▶ What needs to be done
Every record here needs to be written out again exactly.

[Dataset records]
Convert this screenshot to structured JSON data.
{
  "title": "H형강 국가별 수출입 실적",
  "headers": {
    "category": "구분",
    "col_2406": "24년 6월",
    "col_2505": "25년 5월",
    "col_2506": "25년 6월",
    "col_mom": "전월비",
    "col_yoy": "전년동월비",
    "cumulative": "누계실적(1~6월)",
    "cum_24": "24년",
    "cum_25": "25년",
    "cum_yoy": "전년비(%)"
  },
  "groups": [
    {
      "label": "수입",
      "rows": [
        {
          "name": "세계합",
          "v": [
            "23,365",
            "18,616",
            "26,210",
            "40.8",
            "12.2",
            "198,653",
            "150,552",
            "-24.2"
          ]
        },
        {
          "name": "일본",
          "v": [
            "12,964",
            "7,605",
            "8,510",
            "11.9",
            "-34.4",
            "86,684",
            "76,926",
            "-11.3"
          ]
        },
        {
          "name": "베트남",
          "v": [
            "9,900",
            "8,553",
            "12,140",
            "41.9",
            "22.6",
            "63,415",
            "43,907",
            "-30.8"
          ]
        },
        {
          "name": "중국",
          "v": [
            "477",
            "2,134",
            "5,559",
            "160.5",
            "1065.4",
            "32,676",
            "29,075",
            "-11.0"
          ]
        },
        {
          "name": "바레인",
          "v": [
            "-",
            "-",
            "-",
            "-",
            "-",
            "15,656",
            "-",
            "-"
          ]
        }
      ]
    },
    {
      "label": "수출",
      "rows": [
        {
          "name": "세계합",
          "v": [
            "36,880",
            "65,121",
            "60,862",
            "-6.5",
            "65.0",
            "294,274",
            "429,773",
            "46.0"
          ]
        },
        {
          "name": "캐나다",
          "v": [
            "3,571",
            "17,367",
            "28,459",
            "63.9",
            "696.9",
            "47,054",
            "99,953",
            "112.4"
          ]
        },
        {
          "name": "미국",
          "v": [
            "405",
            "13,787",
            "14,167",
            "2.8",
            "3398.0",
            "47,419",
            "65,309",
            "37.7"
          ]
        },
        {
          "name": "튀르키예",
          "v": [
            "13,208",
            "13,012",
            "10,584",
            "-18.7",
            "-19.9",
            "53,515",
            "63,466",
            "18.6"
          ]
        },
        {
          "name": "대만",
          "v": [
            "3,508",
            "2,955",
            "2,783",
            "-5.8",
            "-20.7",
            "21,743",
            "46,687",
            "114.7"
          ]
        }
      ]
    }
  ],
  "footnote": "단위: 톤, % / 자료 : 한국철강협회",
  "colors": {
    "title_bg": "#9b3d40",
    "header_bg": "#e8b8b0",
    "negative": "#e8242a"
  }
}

▶ Written response
Convert this screenshot to structured JSON data.
{
  "title": "H형강 국가별 수출입 실적",
  "headers": {
    "category": "구분",
    "col_2406": "24년 6월",
    "col_2505": "25년 5월",
    "col_2506": "25년 6월",
    "col_mom": "전월비",
    "col_yoy": "전년동월비",
    "cumulative": "누계실적(1~6월)",
    "cum_24": "24년",
    "cum_25": "25년",
    "cum_yoy": "전년비(%)"
  },
  "groups": [
    {
      "label": "수입",
      "rows": [
        {
          "name": "세계합",
          "v": [
            "23,365",
            "18,616",
            "26,210",
            "40.8",
            "12.2",
            "198,653",
            "150,552",
            "-24.2"
          ]
        },
        {
          "name": "일본",
          "v": [
            "12,964",
            "7,605",
            "8,510",
            "11.9",
            "-34.4",
            "86,684",
            "76,926",
            "-11.3"
          ]
        },
        {
          "name": "베트남",
          "v": [
            "9,900",
            "8,553",
            "12,140",
            "41.9",
            "22.6",
            "63,415",
            "43,907",
            "-30.8"
          ]
        },
        {
          "name": "중국",
          "v": [
            "477",
            "2,134",
            "5,559",
            "160.5",
            "1065.4",
            "32,676",
            "29,075",
            "-11.0"
          ]
        },
        {
          "name": "바레인",
          "v": [
            "-",
            "-",
            "-",
            "-",
            "-",
            "15,656",
            "-",
            "-"
          ]
        }
      ]
    },
    {
      "label": "수출",
      "rows": [
        {
          "name": "세계합",
          "v": [
            "36,880",
            "65,121",
            "60,862",
            "-6.5",
            "65.0",
            "294,274",
            "429,773",
            "46.0"
          ]
        },
        {
          "name": "캐나다",
          "v": [
            "3,571",
            "17,367",
            "28,459",
            "63.9",
            "696.9",
            "47,054",
            "99,953",
            "112.4"
          ]
        },
        {
          "name": "미국",
          "v": [
            "405",
            "13,787",
            "14,167",
            "2.8",
            "3398.0",
            "47,419",
            "65,309",
            "37.7"
          ]
        },
        {
          "name": "튀르키예",
          "v": [
            "13,208",
            "13,012",
            "10,584",
            "-18.7",
            "-19.9",
            "53,515",
            "63,466",
            "18.6"
          ]
        },
        {
          "name": "대만",
          "v": [
            "3,508",
            "2,955",
            "2,783",
            "-5.8",
            "-20.7",
            "21,743",
            "46,687",
            "114.7"
          ]
        }
      ]
    }
  ],
  "footnote": "단위: 톤, % / 자료 : 한국철강협회",
  "colors": {
    "title_bg": "#9b3d40",
    "header_bg": "#e8b8b0",
    "negative": "#e8242a"
  }
}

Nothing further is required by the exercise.